-- START OF Records to use --

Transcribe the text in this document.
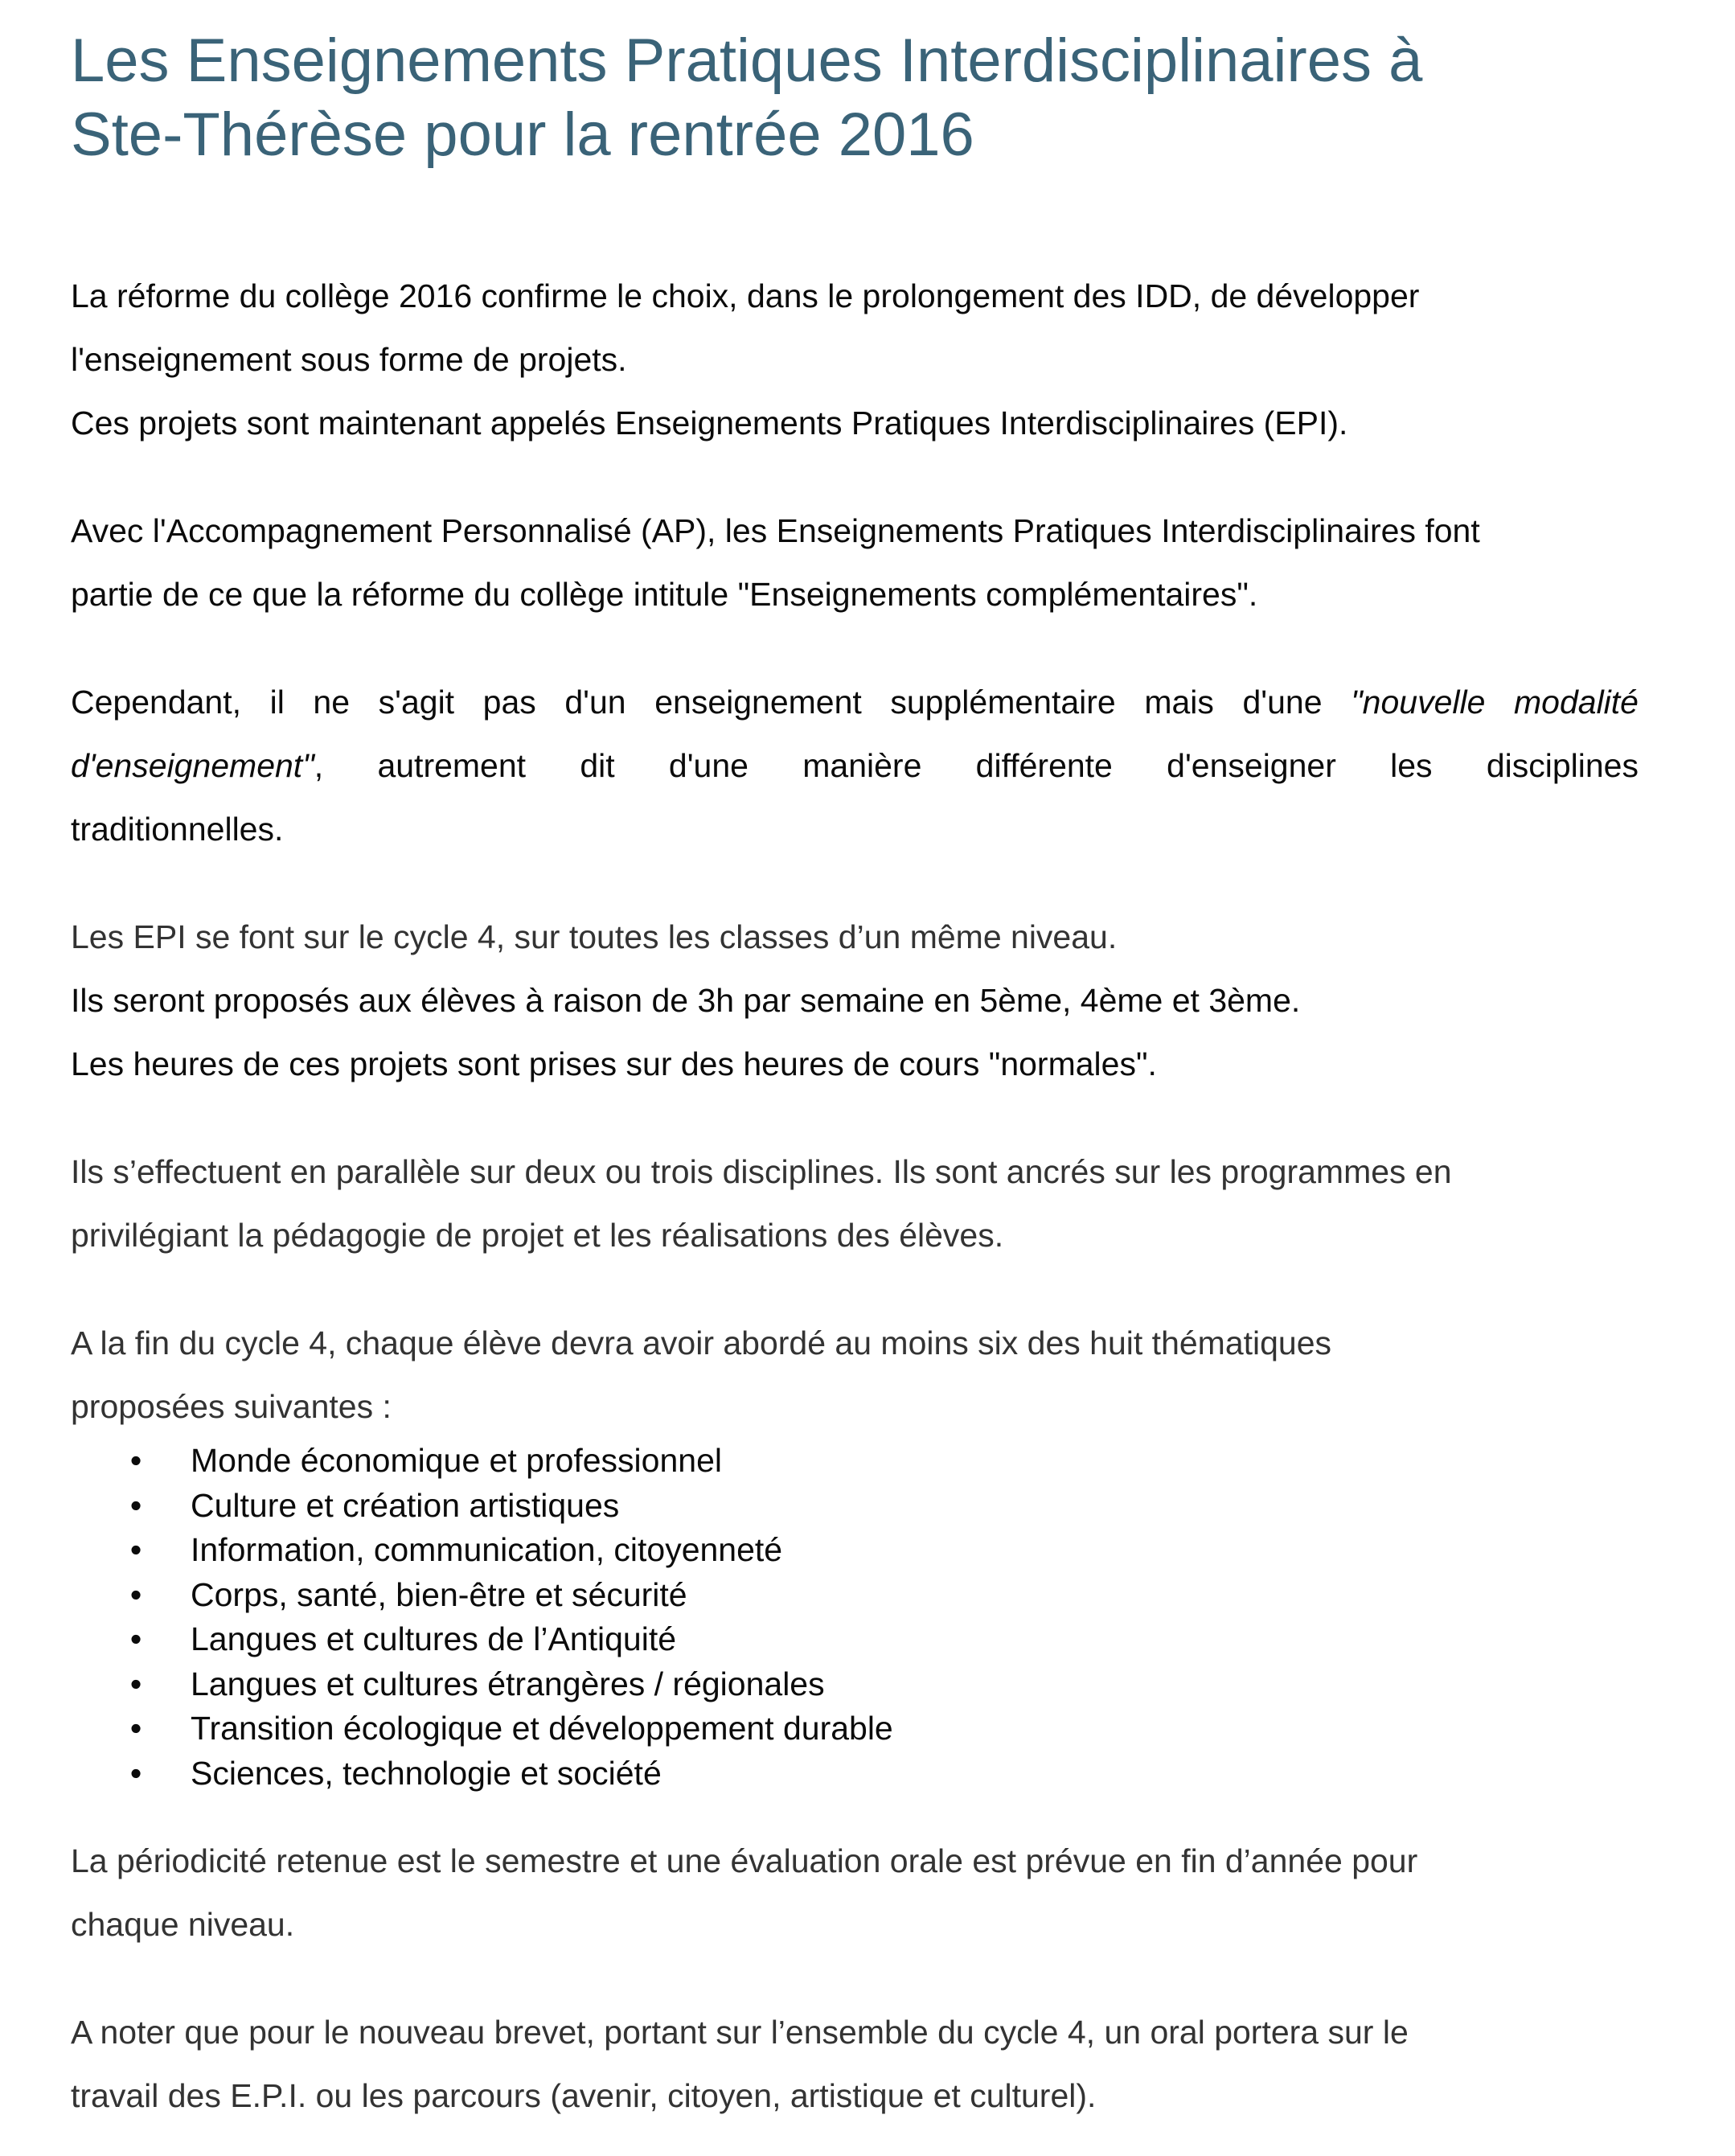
Les Enseignements Pratiques Interdisciplinaires à
Ste-Thérèse pour la rentrée 2016
La réforme du collège 2016 confirme le choix, dans le prolongement des IDD, de développer
l'enseignement sous forme de projets.
Ces projets sont maintenant appelés Enseignements Pratiques Interdisciplinaires (EPI).
Avec l'Accompagnement Personnalisé (AP), les Enseignements Pratiques Interdisciplinaires font
partie de ce que la réforme du collège intitule "Enseignements complémentaires".
Cependant, il ne s'agit pas d'un enseignement supplémentaire mais d'une "nouvelle modalité
d'enseignement", autrement dit d'une manière différente d'enseigner les disciplines
traditionnelles.
Les EPI se font sur le cycle 4, sur toutes les classes d’un même niveau.
Ils seront proposés aux élèves à raison de 3h par semaine en 5ème, 4ème et 3ème.
Les heures de ces projets sont prises sur des heures de cours "normales".
Ils s’effectuent en parallèle sur deux ou trois disciplines. Ils sont ancrés sur les programmes en
privilégiant la pédagogie de projet et les réalisations des élèves.
A la fin du cycle 4, chaque élève devra avoir abordé au moins six des huit thématiques
proposées suivantes :
• Monde économique et professionnel
• Culture et création artistiques
• Information, communication, citoyenneté
• Corps, santé, bien-être et sécurité
• Langues et cultures de l’Antiquité
• Langues et cultures étrangères / régionales
• Transition écologique et développement durable
• Sciences, technologie et société
La périodicité retenue est le semestre et une évaluation orale est prévue en fin d’année pour
chaque niveau.
A noter que pour le nouveau brevet, portant sur l’ensemble du cycle 4, un oral portera sur le
travail des E.P.I. ou les parcours (avenir, citoyen, artistique et culturel).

-- END OF Records to use --

What is being asked -
Pictures are excluded; copy all other data exactly as shown.

Written response -
Transcribe the text in this document.
Les Enseignements Pratiques Interdisciplinaires à
Ste-Thérèse pour la rentrée 2016
La réforme du collège 2016 confirme le choix, dans le prolongement des IDD, de développer
l'enseignement sous forme de projets.
Ces projets sont maintenant appelés Enseignements Pratiques Interdisciplinaires (EPI).
Avec l'Accompagnement Personnalisé (AP), les Enseignements Pratiques Interdisciplinaires font
partie de ce que la réforme du collège intitule "Enseignements complémentaires".
Cependant, il ne s'agit pas d'un enseignement supplémentaire mais d'une "nouvelle modalité
d'enseignement", autrement dit d'une manière différente d'enseigner les disciplines
traditionnelles.
Les EPI se font sur le cycle 4, sur toutes les classes d’un même niveau.
Ils seront proposés aux élèves à raison de 3h par semaine en 5ème, 4ème et 3ème.
Les heures de ces projets sont prises sur des heures de cours "normales".
Ils s’effectuent en parallèle sur deux ou trois disciplines. Ils sont ancrés sur les programmes en
privilégiant la pédagogie de projet et les réalisations des élèves.
A la fin du cycle 4, chaque élève devra avoir abordé au moins six des huit thématiques
proposées suivantes :
• Monde économique et professionnel
• Culture et création artistiques
• Information, communication, citoyenneté
• Corps, santé, bien-être et sécurité
• Langues et cultures de l’Antiquité
• Langues et cultures étrangères / régionales
• Transition écologique et développement durable
• Sciences, technologie et société
La périodicité retenue est le semestre et une évaluation orale est prévue en fin d’année pour
chaque niveau.
A noter que pour le nouveau brevet, portant sur l’ensemble du cycle 4, un oral portera sur le
travail des E.P.I. ou les parcours (avenir, citoyen, artistique et culturel).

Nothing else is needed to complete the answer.